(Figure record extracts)
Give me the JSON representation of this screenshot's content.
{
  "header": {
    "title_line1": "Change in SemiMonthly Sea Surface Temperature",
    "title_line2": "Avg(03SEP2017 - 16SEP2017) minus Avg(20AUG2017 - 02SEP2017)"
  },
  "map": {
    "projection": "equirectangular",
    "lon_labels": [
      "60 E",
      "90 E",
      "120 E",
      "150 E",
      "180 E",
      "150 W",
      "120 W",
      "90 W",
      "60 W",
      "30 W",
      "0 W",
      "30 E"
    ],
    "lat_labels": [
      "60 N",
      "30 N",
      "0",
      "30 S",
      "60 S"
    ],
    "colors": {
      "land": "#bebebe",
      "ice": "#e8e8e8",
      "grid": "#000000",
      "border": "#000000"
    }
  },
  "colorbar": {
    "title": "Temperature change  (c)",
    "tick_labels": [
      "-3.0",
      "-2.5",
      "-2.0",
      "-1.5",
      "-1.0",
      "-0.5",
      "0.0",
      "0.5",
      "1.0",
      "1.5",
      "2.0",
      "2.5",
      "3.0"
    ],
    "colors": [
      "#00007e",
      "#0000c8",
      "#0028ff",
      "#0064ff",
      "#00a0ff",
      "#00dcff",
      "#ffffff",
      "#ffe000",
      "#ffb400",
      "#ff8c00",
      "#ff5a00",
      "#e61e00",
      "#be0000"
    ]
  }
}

# [Given problem]
Reproduce all data above, unchanged.

# [Solution to the problem]
Give me the JSON representation of this screenshot's content.
{
  "header": {
    "title_line1": "Change in SemiMonthly Sea Surface Temperature",
    "title_line2": "Avg(03SEP2017 - 16SEP2017) minus Avg(20AUG2017 - 02SEP2017)"
  },
  "map": {
    "projection": "equirectangular",
    "lon_labels": [
      "60 E",
      "90 E",
      "120 E",
      "150 E",
      "180 E",
      "150 W",
      "120 W",
      "90 W",
      "60 W",
      "30 W",
      "0 W",
      "30 E"
    ],
    "lat_labels": [
      "60 N",
      "30 N",
      "0",
      "30 S",
      "60 S"
    ],
    "colors": {
      "land": "#bebebe",
      "ice": "#e8e8e8",
      "grid": "#000000",
      "border": "#000000"
    }
  },
  "colorbar": {
    "title": "Temperature change  (c)",
    "tick_labels": [
      "-3.0",
      "-2.5",
      "-2.0",
      "-1.5",
      "-1.0",
      "-0.5",
      "0.0",
      "0.5",
      "1.0",
      "1.5",
      "2.0",
      "2.5",
      "3.0"
    ],
    "colors": [
      "#00007e",
      "#0000c8",
      "#0028ff",
      "#0064ff",
      "#00a0ff",
      "#00dcff",
      "#ffffff",
      "#ffe000",
      "#ffb400",
      "#ff8c00",
      "#ff5a00",
      "#e61e00",
      "#be0000"
    ]
  }
}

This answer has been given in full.